*TASK TO CARRY OUT*
It is required that all of the data be written out exactly.
--- begin ---
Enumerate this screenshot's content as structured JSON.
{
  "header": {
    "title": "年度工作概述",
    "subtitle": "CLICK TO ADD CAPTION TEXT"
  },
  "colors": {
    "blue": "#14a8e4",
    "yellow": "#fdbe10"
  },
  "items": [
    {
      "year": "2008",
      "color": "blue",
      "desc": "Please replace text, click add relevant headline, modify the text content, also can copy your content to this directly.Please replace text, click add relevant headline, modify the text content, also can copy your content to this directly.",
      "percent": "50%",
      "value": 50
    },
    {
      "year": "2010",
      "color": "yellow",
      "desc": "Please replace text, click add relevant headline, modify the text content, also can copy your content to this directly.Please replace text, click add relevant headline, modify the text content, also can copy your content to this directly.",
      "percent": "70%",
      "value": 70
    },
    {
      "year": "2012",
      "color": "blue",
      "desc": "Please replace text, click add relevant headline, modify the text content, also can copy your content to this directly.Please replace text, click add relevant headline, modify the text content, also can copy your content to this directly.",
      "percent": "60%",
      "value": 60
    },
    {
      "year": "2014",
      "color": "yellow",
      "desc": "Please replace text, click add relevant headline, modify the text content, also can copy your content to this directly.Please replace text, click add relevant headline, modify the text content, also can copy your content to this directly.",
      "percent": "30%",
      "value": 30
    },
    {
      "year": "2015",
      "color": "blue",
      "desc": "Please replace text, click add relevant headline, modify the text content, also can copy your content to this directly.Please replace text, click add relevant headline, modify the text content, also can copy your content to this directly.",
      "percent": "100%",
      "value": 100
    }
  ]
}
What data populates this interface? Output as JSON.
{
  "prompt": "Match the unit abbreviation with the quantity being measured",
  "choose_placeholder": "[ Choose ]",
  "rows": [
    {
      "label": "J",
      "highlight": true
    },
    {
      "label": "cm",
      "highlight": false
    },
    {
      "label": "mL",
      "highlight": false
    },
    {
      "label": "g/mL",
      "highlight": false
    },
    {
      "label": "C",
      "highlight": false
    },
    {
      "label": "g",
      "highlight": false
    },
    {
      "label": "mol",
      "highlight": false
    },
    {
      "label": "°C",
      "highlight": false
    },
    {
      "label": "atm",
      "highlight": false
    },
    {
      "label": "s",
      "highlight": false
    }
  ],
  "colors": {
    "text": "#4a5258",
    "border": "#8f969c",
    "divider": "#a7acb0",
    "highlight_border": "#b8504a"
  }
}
--- end ---
*WRITTEN REPLY*
Enumerate this screenshot's content as structured JSON.
{
  "header": {
    "title": "年度工作概述",
    "subtitle": "CLICK TO ADD CAPTION TEXT"
  },
  "colors": {
    "blue": "#14a8e4",
    "yellow": "#fdbe10"
  },
  "items": [
    {
      "year": "2008",
      "color": "blue",
      "desc": "Please replace text, click add relevant headline, modify the text content, also can copy your content to this directly.Please replace text, click add relevant headline, modify the text content, also can copy your content to this directly.",
      "percent": "50%",
      "value": 50
    },
    {
      "year": "2010",
      "color": "yellow",
      "desc": "Please replace text, click add relevant headline, modify the text content, also can copy your content to this directly.Please replace text, click add relevant headline, modify the text content, also can copy your content to this directly.",
      "percent": "70%",
      "value": 70
    },
    {
      "year": "2012",
      "color": "blue",
      "desc": "Please replace text, click add relevant headline, modify the text content, also can copy your content to this directly.Please replace text, click add relevant headline, modify the text content, also can copy your content to this directly.",
      "percent": "60%",
      "value": 60
    },
    {
      "year": "2014",
      "color": "yellow",
      "desc": "Please replace text, click add relevant headline, modify the text content, also can copy your content to this directly.Please replace text, click add relevant headline, modify the text content, also can copy your content to this directly.",
      "percent": "30%",
      "value": 30
    },
    {
      "year": "2015",
      "color": "blue",
      "desc": "Please replace text, click add relevant headline, modify the text content, also can copy your content to this directly.Please replace text, click add relevant headline, modify the text content, also can copy your content to this directly.",
      "percent": "100%",
      "value": 100
    }
  ]
}
What data populates this interface? Output as JSON.
{
  "prompt": "Match the unit abbreviation with the quantity being measured",
  "choose_placeholder": "[ Choose ]",
  "rows": [
    {
      "label": "J",
      "highlight": true
    },
    {
      "label": "cm",
      "highlight": false
    },
    {
      "label": "mL",
      "highlight": false
    },
    {
      "label": "g/mL",
      "highlight": false
    },
    {
      "label": "C",
      "highlight": false
    },
    {
      "label": "g",
      "highlight": false
    },
    {
      "label": "mol",
      "highlight": false
    },
    {
      "label": "°C",
      "highlight": false
    },
    {
      "label": "atm",
      "highlight": false
    },
    {
      "label": "s",
      "highlight": false
    }
  ],
  "colors": {
    "text": "#4a5258",
    "border": "#8f969c",
    "divider": "#a7acb0",
    "highlight_border": "#b8504a"
  }
}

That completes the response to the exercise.